-- EXERCISE PROMPT --
Give all of the lines again exactly as they read.

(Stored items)
☆ ☆ ☆ ☆ ☆ ☆ ☆

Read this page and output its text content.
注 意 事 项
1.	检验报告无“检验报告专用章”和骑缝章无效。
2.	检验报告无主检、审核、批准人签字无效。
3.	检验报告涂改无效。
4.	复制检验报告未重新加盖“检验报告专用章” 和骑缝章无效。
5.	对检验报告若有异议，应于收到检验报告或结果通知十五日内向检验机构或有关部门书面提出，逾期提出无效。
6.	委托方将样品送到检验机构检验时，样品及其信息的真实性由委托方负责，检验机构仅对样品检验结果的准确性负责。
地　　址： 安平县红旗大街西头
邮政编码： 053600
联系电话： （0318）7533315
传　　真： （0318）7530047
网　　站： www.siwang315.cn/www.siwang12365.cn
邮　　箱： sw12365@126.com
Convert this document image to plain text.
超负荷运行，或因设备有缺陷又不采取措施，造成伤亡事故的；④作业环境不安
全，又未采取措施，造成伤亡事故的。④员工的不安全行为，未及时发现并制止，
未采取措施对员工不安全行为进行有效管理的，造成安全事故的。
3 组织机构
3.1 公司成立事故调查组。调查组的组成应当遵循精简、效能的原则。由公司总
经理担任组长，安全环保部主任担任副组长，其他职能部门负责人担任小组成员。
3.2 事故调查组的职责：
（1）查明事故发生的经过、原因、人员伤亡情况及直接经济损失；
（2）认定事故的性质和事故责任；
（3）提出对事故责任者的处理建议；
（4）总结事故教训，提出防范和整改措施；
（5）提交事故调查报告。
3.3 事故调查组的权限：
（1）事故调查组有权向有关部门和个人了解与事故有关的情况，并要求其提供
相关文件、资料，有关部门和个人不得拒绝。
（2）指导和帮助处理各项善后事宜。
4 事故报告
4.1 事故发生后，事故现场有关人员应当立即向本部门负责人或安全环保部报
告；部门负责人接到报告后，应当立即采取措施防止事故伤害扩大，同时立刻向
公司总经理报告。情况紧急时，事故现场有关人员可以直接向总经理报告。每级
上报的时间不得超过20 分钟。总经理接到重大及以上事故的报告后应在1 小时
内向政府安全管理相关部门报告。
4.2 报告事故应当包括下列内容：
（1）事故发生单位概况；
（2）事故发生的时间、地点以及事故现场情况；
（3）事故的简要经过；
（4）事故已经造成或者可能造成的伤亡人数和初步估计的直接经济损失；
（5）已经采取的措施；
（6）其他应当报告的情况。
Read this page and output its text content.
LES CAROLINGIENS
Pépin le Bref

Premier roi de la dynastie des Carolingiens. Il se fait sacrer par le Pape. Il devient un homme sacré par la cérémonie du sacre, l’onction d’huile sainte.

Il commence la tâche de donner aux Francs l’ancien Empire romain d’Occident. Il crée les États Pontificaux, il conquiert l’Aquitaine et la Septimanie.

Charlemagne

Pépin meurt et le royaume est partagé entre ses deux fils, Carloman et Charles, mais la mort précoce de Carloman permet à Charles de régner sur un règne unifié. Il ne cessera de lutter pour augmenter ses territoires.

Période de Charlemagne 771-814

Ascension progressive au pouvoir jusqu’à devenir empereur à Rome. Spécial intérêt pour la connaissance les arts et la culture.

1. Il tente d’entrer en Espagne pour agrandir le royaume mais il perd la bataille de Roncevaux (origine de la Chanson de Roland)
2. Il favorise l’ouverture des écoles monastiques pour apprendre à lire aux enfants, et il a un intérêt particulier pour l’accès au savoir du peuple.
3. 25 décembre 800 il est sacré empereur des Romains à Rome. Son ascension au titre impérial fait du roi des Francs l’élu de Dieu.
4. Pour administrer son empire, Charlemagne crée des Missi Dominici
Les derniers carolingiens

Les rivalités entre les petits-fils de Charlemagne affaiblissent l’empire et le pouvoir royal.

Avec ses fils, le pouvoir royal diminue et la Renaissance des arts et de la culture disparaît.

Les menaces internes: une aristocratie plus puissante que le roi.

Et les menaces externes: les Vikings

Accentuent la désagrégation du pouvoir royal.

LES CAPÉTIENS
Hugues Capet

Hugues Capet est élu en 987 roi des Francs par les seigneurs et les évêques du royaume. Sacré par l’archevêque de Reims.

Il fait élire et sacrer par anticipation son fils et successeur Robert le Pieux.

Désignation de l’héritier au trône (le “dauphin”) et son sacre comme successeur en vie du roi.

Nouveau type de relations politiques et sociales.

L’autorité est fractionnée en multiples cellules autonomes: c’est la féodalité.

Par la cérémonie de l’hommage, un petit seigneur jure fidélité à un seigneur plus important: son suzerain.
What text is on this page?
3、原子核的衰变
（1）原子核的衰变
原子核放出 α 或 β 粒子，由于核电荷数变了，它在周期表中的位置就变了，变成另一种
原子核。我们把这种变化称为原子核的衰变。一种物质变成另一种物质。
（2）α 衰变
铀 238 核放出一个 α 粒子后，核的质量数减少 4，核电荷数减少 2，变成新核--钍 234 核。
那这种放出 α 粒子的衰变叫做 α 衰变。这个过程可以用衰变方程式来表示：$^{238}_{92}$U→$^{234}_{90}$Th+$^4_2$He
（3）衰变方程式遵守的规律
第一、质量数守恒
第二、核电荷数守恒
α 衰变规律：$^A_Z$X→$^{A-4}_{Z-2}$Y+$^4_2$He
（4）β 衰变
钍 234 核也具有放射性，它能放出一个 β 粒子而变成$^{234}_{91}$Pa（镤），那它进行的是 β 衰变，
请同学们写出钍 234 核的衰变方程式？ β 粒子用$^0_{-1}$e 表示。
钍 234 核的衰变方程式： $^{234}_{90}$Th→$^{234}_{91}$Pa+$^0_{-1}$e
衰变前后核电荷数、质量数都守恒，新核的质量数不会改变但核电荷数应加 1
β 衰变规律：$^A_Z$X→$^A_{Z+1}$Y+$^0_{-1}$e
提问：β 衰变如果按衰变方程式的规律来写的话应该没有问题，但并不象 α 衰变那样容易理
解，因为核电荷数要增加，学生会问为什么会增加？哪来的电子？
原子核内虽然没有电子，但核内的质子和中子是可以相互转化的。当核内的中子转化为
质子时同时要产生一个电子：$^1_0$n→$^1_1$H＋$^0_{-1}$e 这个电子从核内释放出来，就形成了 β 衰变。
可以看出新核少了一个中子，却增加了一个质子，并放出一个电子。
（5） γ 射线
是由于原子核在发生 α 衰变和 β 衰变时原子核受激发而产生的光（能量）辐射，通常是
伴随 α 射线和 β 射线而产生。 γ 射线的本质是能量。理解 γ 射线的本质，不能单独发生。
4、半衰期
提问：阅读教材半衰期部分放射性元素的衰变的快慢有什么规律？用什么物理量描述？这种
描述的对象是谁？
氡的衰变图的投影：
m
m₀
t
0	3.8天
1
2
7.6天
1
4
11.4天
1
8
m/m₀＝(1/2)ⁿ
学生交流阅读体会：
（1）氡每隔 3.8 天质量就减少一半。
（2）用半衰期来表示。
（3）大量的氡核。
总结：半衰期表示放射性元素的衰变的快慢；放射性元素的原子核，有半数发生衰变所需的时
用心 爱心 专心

☆ ☆ ☆ ☆ ☆ ☆ ☆

-- WORKED SOLUTION --
Read this page and output its text content.
注 意 事 项
1.	检验报告无“检验报告专用章”和骑缝章无效。
2.	检验报告无主检、审核、批准人签字无效。
3.	检验报告涂改无效。
4.	复制检验报告未重新加盖“检验报告专用章” 和骑缝章无效。
5.	对检验报告若有异议，应于收到检验报告或结果通知十五日内向检验机构或有关部门书面提出，逾期提出无效。
6.	委托方将样品送到检验机构检验时，样品及其信息的真实性由委托方负责，检验机构仅对样品检验结果的准确性负责。
地　　址： 安平县红旗大街西头
邮政编码： 053600
联系电话： （0318）7533315
传　　真： （0318）7530047
网　　站： www.siwang315.cn/www.siwang12365.cn
邮　　箱： sw12365@126.com
Convert this document image to plain text.
超负荷运行，或因设备有缺陷又不采取措施，造成伤亡事故的；④作业环境不安
全，又未采取措施，造成伤亡事故的。④员工的不安全行为，未及时发现并制止，
未采取措施对员工不安全行为进行有效管理的，造成安全事故的。
3 组织机构
3.1 公司成立事故调查组。调查组的组成应当遵循精简、效能的原则。由公司总
经理担任组长，安全环保部主任担任副组长，其他职能部门负责人担任小组成员。
3.2 事故调查组的职责：
（1）查明事故发生的经过、原因、人员伤亡情况及直接经济损失；
（2）认定事故的性质和事故责任；
（3）提出对事故责任者的处理建议；
（4）总结事故教训，提出防范和整改措施；
（5）提交事故调查报告。
3.3 事故调查组的权限：
（1）事故调查组有权向有关部门和个人了解与事故有关的情况，并要求其提供
相关文件、资料，有关部门和个人不得拒绝。
（2）指导和帮助处理各项善后事宜。
4 事故报告
4.1 事故发生后，事故现场有关人员应当立即向本部门负责人或安全环保部报
告；部门负责人接到报告后，应当立即采取措施防止事故伤害扩大，同时立刻向
公司总经理报告。情况紧急时，事故现场有关人员可以直接向总经理报告。每级
上报的时间不得超过20 分钟。总经理接到重大及以上事故的报告后应在1 小时
内向政府安全管理相关部门报告。
4.2 报告事故应当包括下列内容：
（1）事故发生单位概况；
（2）事故发生的时间、地点以及事故现场情况；
（3）事故的简要经过；
（4）事故已经造成或者可能造成的伤亡人数和初步估计的直接经济损失；
（5）已经采取的措施；
（6）其他应当报告的情况。
Read this page and output its text content.
LES CAROLINGIENS
Pépin le Bref

Premier roi de la dynastie des Carolingiens. Il se fait sacrer par le Pape. Il devient un homme sacré par la cérémonie du sacre, l’onction d’huile sainte.

Il commence la tâche de donner aux Francs l’ancien Empire romain d’Occident. Il crée les États Pontificaux, il conquiert l’Aquitaine et la Septimanie.

Charlemagne

Pépin meurt et le royaume est partagé entre ses deux fils, Carloman et Charles, mais la mort précoce de Carloman permet à Charles de régner sur un règne unifié. Il ne cessera de lutter pour augmenter ses territoires.

Période de Charlemagne 771-814

Ascension progressive au pouvoir jusqu’à devenir empereur à Rome. Spécial intérêt pour la connaissance les arts et la culture.

1. Il tente d’entrer en Espagne pour agrandir le royaume mais il perd la bataille de Roncevaux (origine de la Chanson de Roland)
2. Il favorise l’ouverture des écoles monastiques pour apprendre à lire aux enfants, et il a un intérêt particulier pour l’accès au savoir du peuple.
3. 25 décembre 800 il est sacré empereur des Romains à Rome. Son ascension au titre impérial fait du roi des Francs l’élu de Dieu.
4. Pour administrer son empire, Charlemagne crée des Missi Dominici
Les derniers carolingiens

Les rivalités entre les petits-fils de Charlemagne affaiblissent l’empire et le pouvoir royal.

Avec ses fils, le pouvoir royal diminue et la Renaissance des arts et de la culture disparaît.

Les menaces internes: une aristocratie plus puissante que le roi.

Et les menaces externes: les Vikings

Accentuent la désagrégation du pouvoir royal.

LES CAPÉTIENS
Hugues Capet

Hugues Capet est élu en 987 roi des Francs par les seigneurs et les évêques du royaume. Sacré par l’archevêque de Reims.

Il fait élire et sacrer par anticipation son fils et successeur Robert le Pieux.

Désignation de l’héritier au trône (le “dauphin”) et son sacre comme successeur en vie du roi.

Nouveau type de relations politiques et sociales.

L’autorité est fractionnée en multiples cellules autonomes: c’est la féodalité.

Par la cérémonie de l’hommage, un petit seigneur jure fidélité à un seigneur plus important: son suzerain.
What text is on this page?
3、原子核的衰变
（1）原子核的衰变
原子核放出 α 或 β 粒子，由于核电荷数变了，它在周期表中的位置就变了，变成另一种
原子核。我们把这种变化称为原子核的衰变。一种物质变成另一种物质。
（2）α 衰变
铀 238 核放出一个 α 粒子后，核的质量数减少 4，核电荷数减少 2，变成新核--钍 234 核。
那这种放出 α 粒子的衰变叫做 α 衰变。这个过程可以用衰变方程式来表示：$^{238}_{92}$U→$^{234}_{90}$Th+$^4_2$He
（3）衰变方程式遵守的规律
第一、质量数守恒
第二、核电荷数守恒
α 衰变规律：$^A_Z$X→$^{A-4}_{Z-2}$Y+$^4_2$He
（4）β 衰变
钍 234 核也具有放射性，它能放出一个 β 粒子而变成$^{234}_{91}$Pa（镤），那它进行的是 β 衰变，
请同学们写出钍 234 核的衰变方程式？ β 粒子用$^0_{-1}$e 表示。
钍 234 核的衰变方程式： $^{234}_{90}$Th→$^{234}_{91}$Pa+$^0_{-1}$e
衰变前后核电荷数、质量数都守恒，新核的质量数不会改变但核电荷数应加 1
β 衰变规律：$^A_Z$X→$^A_{Z+1}$Y+$^0_{-1}$e
提问：β 衰变如果按衰变方程式的规律来写的话应该没有问题，但并不象 α 衰变那样容易理
解，因为核电荷数要增加，学生会问为什么会增加？哪来的电子？
原子核内虽然没有电子，但核内的质子和中子是可以相互转化的。当核内的中子转化为
质子时同时要产生一个电子：$^1_0$n→$^1_1$H＋$^0_{-1}$e 这个电子从核内释放出来，就形成了 β 衰变。
可以看出新核少了一个中子，却增加了一个质子，并放出一个电子。
（5） γ 射线
是由于原子核在发生 α 衰变和 β 衰变时原子核受激发而产生的光（能量）辐射，通常是
伴随 α 射线和 β 射线而产生。 γ 射线的本质是能量。理解 γ 射线的本质，不能单独发生。
4、半衰期
提问：阅读教材半衰期部分放射性元素的衰变的快慢有什么规律？用什么物理量描述？这种
描述的对象是谁？
氡的衰变图的投影：
m
m₀
t
0	3.8天
1
2
7.6天
1
4
11.4天
1
8
m/m₀＝(1/2)ⁿ
学生交流阅读体会：
（1）氡每隔 3.8 天质量就减少一半。
（2）用半衰期来表示。
（3）大量的氡核。
总结：半衰期表示放射性元素的衰变的快慢；放射性元素的原子核，有半数发生衰变所需的时
用心 爱心 专心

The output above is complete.